Goal: Provide an exact reproduction of every entry.

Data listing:
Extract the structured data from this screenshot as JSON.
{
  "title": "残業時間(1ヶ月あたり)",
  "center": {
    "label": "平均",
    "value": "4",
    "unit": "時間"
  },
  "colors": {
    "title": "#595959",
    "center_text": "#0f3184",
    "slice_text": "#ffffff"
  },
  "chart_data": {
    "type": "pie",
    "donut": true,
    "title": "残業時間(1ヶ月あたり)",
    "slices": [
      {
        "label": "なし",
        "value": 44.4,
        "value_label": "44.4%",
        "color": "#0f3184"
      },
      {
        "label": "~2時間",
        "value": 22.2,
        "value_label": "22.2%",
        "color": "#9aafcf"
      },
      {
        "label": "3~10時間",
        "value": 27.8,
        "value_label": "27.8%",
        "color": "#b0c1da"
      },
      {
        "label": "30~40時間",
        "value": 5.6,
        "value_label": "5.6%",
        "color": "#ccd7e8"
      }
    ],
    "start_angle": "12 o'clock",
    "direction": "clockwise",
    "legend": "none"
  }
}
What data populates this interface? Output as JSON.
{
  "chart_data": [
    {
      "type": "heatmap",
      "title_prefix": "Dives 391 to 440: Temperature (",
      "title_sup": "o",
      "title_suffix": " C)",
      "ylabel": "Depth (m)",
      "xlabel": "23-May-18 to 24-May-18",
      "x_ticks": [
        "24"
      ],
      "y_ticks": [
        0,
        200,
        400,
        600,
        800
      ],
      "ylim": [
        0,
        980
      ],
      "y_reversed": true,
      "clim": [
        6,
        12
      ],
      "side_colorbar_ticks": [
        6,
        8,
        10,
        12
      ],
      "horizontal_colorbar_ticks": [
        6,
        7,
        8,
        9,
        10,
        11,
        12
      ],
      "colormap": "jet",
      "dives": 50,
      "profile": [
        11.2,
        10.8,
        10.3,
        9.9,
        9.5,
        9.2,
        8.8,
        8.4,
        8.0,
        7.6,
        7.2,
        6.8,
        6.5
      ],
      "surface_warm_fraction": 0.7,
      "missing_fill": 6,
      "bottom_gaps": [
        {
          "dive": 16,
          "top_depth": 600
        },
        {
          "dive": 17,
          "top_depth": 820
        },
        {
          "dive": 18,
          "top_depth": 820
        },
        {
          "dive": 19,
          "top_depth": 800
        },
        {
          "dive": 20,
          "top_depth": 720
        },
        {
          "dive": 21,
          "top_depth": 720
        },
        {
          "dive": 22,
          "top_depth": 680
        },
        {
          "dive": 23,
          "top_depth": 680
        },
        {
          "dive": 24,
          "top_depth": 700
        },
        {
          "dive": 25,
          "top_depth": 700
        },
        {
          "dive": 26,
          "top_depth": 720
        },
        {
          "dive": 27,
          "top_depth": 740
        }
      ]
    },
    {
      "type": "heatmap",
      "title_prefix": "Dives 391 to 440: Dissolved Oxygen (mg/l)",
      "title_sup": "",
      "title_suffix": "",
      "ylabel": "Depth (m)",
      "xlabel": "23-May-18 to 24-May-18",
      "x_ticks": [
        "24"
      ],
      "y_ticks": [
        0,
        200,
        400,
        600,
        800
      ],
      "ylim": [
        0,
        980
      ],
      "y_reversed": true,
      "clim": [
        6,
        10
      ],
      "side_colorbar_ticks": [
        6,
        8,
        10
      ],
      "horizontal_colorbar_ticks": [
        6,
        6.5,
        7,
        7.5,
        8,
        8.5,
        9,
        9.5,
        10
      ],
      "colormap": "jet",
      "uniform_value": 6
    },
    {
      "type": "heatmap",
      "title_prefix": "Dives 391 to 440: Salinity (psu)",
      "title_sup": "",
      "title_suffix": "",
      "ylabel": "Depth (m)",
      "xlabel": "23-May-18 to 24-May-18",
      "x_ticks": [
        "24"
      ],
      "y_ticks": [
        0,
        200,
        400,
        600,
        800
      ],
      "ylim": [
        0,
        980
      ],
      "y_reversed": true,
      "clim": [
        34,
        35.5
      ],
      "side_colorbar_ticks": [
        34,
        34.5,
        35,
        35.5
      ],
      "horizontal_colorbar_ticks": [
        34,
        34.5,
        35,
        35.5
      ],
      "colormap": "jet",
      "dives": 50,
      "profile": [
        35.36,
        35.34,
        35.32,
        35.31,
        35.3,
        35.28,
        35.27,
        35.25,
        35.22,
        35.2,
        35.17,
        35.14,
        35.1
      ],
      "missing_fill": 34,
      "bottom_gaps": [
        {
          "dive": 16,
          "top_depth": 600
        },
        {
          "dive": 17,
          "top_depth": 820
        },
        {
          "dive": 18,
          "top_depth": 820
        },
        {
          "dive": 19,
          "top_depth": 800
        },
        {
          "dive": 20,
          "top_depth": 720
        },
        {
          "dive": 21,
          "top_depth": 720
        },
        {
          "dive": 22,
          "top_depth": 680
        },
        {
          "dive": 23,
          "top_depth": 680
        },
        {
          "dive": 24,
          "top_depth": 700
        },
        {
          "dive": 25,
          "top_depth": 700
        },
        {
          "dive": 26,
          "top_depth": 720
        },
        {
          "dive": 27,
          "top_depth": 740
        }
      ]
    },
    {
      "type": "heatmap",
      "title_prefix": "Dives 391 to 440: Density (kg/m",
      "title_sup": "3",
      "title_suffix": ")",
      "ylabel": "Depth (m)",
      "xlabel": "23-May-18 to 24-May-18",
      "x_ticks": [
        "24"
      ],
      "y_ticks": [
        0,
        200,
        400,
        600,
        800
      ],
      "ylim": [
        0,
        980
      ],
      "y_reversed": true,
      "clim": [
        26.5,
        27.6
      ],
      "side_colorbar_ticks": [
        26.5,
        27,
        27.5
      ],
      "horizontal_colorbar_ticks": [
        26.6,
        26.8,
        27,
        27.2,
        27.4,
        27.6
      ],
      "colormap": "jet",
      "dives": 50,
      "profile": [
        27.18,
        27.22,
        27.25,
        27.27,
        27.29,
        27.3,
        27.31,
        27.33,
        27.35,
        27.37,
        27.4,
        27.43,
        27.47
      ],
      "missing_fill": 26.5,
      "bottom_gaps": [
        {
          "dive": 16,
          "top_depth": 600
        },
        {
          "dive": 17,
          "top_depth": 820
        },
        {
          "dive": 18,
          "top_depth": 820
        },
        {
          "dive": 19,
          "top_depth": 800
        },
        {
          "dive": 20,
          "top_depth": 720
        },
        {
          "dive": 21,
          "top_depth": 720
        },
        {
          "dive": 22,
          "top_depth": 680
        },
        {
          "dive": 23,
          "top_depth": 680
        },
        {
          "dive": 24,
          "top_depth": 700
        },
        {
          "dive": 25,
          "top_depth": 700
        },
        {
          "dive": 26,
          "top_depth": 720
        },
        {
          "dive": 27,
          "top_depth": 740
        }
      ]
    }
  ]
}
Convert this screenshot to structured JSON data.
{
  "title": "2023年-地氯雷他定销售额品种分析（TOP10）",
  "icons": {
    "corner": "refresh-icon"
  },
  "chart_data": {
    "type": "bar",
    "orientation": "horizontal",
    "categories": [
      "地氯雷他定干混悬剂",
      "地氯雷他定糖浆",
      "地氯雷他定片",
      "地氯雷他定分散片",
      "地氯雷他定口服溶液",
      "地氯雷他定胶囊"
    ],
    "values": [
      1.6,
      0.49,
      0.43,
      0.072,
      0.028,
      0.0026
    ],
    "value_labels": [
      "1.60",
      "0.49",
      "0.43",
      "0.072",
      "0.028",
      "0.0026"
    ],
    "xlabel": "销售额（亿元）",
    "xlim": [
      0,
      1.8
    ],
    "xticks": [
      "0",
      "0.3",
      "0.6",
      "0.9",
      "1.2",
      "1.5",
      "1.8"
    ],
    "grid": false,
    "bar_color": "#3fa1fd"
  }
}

Expected output:
Extract the structured data from this screenshot as JSON.
{
  "title": "残業時間(1ヶ月あたり)",
  "center": {
    "label": "平均",
    "value": "4",
    "unit": "時間"
  },
  "colors": {
    "title": "#595959",
    "center_text": "#0f3184",
    "slice_text": "#ffffff"
  },
  "chart_data": {
    "type": "pie",
    "donut": true,
    "title": "残業時間(1ヶ月あたり)",
    "slices": [
      {
        "label": "なし",
        "value": 44.4,
        "value_label": "44.4%",
        "color": "#0f3184"
      },
      {
        "label": "~2時間",
        "value": 22.2,
        "value_label": "22.2%",
        "color": "#9aafcf"
      },
      {
        "label": "3~10時間",
        "value": 27.8,
        "value_label": "27.8%",
        "color": "#b0c1da"
      },
      {
        "label": "30~40時間",
        "value": 5.6,
        "value_label": "5.6%",
        "color": "#ccd7e8"
      }
    ],
    "start_angle": "12 o'clock",
    "direction": "clockwise",
    "legend": "none"
  }
}
What data populates this interface? Output as JSON.
{
  "chart_data": [
    {
      "type": "heatmap",
      "title_prefix": "Dives 391 to 440: Temperature (",
      "title_sup": "o",
      "title_suffix": " C)",
      "ylabel": "Depth (m)",
      "xlabel": "23-May-18 to 24-May-18",
      "x_ticks": [
        "24"
      ],
      "y_ticks": [
        0,
        200,
        400,
        600,
        800
      ],
      "ylim": [
        0,
        980
      ],
      "y_reversed": true,
      "clim": [
        6,
        12
      ],
      "side_colorbar_ticks": [
        6,
        8,
        10,
        12
      ],
      "horizontal_colorbar_ticks": [
        6,
        7,
        8,
        9,
        10,
        11,
        12
      ],
      "colormap": "jet",
      "dives": 50,
      "profile": [
        11.2,
        10.8,
        10.3,
        9.9,
        9.5,
        9.2,
        8.8,
        8.4,
        8.0,
        7.6,
        7.2,
        6.8,
        6.5
      ],
      "surface_warm_fraction": 0.7,
      "missing_fill": 6,
      "bottom_gaps": [
        {
          "dive": 16,
          "top_depth": 600
        },
        {
          "dive": 17,
          "top_depth": 820
        },
        {
          "dive": 18,
          "top_depth": 820
        },
        {
          "dive": 19,
          "top_depth": 800
        },
        {
          "dive": 20,
          "top_depth": 720
        },
        {
          "dive": 21,
          "top_depth": 720
        },
        {
          "dive": 22,
          "top_depth": 680
        },
        {
          "dive": 23,
          "top_depth": 680
        },
        {
          "dive": 24,
          "top_depth": 700
        },
        {
          "dive": 25,
          "top_depth": 700
        },
        {
          "dive": 26,
          "top_depth": 720
        },
        {
          "dive": 27,
          "top_depth": 740
        }
      ]
    },
    {
      "type": "heatmap",
      "title_prefix": "Dives 391 to 440: Dissolved Oxygen (mg/l)",
      "title_sup": "",
      "title_suffix": "",
      "ylabel": "Depth (m)",
      "xlabel": "23-May-18 to 24-May-18",
      "x_ticks": [
        "24"
      ],
      "y_ticks": [
        0,
        200,
        400,
        600,
        800
      ],
      "ylim": [
        0,
        980
      ],
      "y_reversed": true,
      "clim": [
        6,
        10
      ],
      "side_colorbar_ticks": [
        6,
        8,
        10
      ],
      "horizontal_colorbar_ticks": [
        6,
        6.5,
        7,
        7.5,
        8,
        8.5,
        9,
        9.5,
        10
      ],
      "colormap": "jet",
      "uniform_value": 6
    },
    {
      "type": "heatmap",
      "title_prefix": "Dives 391 to 440: Salinity (psu)",
      "title_sup": "",
      "title_suffix": "",
      "ylabel": "Depth (m)",
      "xlabel": "23-May-18 to 24-May-18",
      "x_ticks": [
        "24"
      ],
      "y_ticks": [
        0,
        200,
        400,
        600,
        800
      ],
      "ylim": [
        0,
        980
      ],
      "y_reversed": true,
      "clim": [
        34,
        35.5
      ],
      "side_colorbar_ticks": [
        34,
        34.5,
        35,
        35.5
      ],
      "horizontal_colorbar_ticks": [
        34,
        34.5,
        35,
        35.5
      ],
      "colormap": "jet",
      "dives": 50,
      "profile": [
        35.36,
        35.34,
        35.32,
        35.31,
        35.3,
        35.28,
        35.27,
        35.25,
        35.22,
        35.2,
        35.17,
        35.14,
        35.1
      ],
      "missing_fill": 34,
      "bottom_gaps": [
        {
          "dive": 16,
          "top_depth": 600
        },
        {
          "dive": 17,
          "top_depth": 820
        },
        {
          "dive": 18,
          "top_depth": 820
        },
        {
          "dive": 19,
          "top_depth": 800
        },
        {
          "dive": 20,
          "top_depth": 720
        },
        {
          "dive": 21,
          "top_depth": 720
        },
        {
          "dive": 22,
          "top_depth": 680
        },
        {
          "dive": 23,
          "top_depth": 680
        },
        {
          "dive": 24,
          "top_depth": 700
        },
        {
          "dive": 25,
          "top_depth": 700
        },
        {
          "dive": 26,
          "top_depth": 720
        },
        {
          "dive": 27,
          "top_depth": 740
        }
      ]
    },
    {
      "type": "heatmap",
      "title_prefix": "Dives 391 to 440: Density (kg/m",
      "title_sup": "3",
      "title_suffix": ")",
      "ylabel": "Depth (m)",
      "xlabel": "23-May-18 to 24-May-18",
      "x_ticks": [
        "24"
      ],
      "y_ticks": [
        0,
        200,
        400,
        600,
        800
      ],
      "ylim": [
        0,
        980
      ],
      "y_reversed": true,
      "clim": [
        26.5,
        27.6
      ],
      "side_colorbar_ticks": [
        26.5,
        27,
        27.5
      ],
      "horizontal_colorbar_ticks": [
        26.6,
        26.8,
        27,
        27.2,
        27.4,
        27.6
      ],
      "colormap": "jet",
      "dives": 50,
      "profile": [
        27.18,
        27.22,
        27.25,
        27.27,
        27.29,
        27.3,
        27.31,
        27.33,
        27.35,
        27.37,
        27.4,
        27.43,
        27.47
      ],
      "missing_fill": 26.5,
      "bottom_gaps": [
        {
          "dive": 16,
          "top_depth": 600
        },
        {
          "dive": 17,
          "top_depth": 820
        },
        {
          "dive": 18,
          "top_depth": 820
        },
        {
          "dive": 19,
          "top_depth": 800
        },
        {
          "dive": 20,
          "top_depth": 720
        },
        {
          "dive": 21,
          "top_depth": 720
        },
        {
          "dive": 22,
          "top_depth": 680
        },
        {
          "dive": 23,
          "top_depth": 680
        },
        {
          "dive": 24,
          "top_depth": 700
        },
        {
          "dive": 25,
          "top_depth": 700
        },
        {
          "dive": 26,
          "top_depth": 720
        },
        {
          "dive": 27,
          "top_depth": 740
        }
      ]
    }
  ]
}
Convert this screenshot to structured JSON data.
{
  "title": "2023年-地氯雷他定销售额品种分析（TOP10）",
  "icons": {
    "corner": "refresh-icon"
  },
  "chart_data": {
    "type": "bar",
    "orientation": "horizontal",
    "categories": [
      "地氯雷他定干混悬剂",
      "地氯雷他定糖浆",
      "地氯雷他定片",
      "地氯雷他定分散片",
      "地氯雷他定口服溶液",
      "地氯雷他定胶囊"
    ],
    "values": [
      1.6,
      0.49,
      0.43,
      0.072,
      0.028,
      0.0026
    ],
    "value_labels": [
      "1.60",
      "0.49",
      "0.43",
      "0.072",
      "0.028",
      "0.0026"
    ],
    "xlabel": "销售额（亿元）",
    "xlim": [
      0,
      1.8
    ],
    "xticks": [
      "0",
      "0.3",
      "0.6",
      "0.9",
      "1.2",
      "1.5",
      "1.8"
    ],
    "grid": false,
    "bar_color": "#3fa1fd"
  }
}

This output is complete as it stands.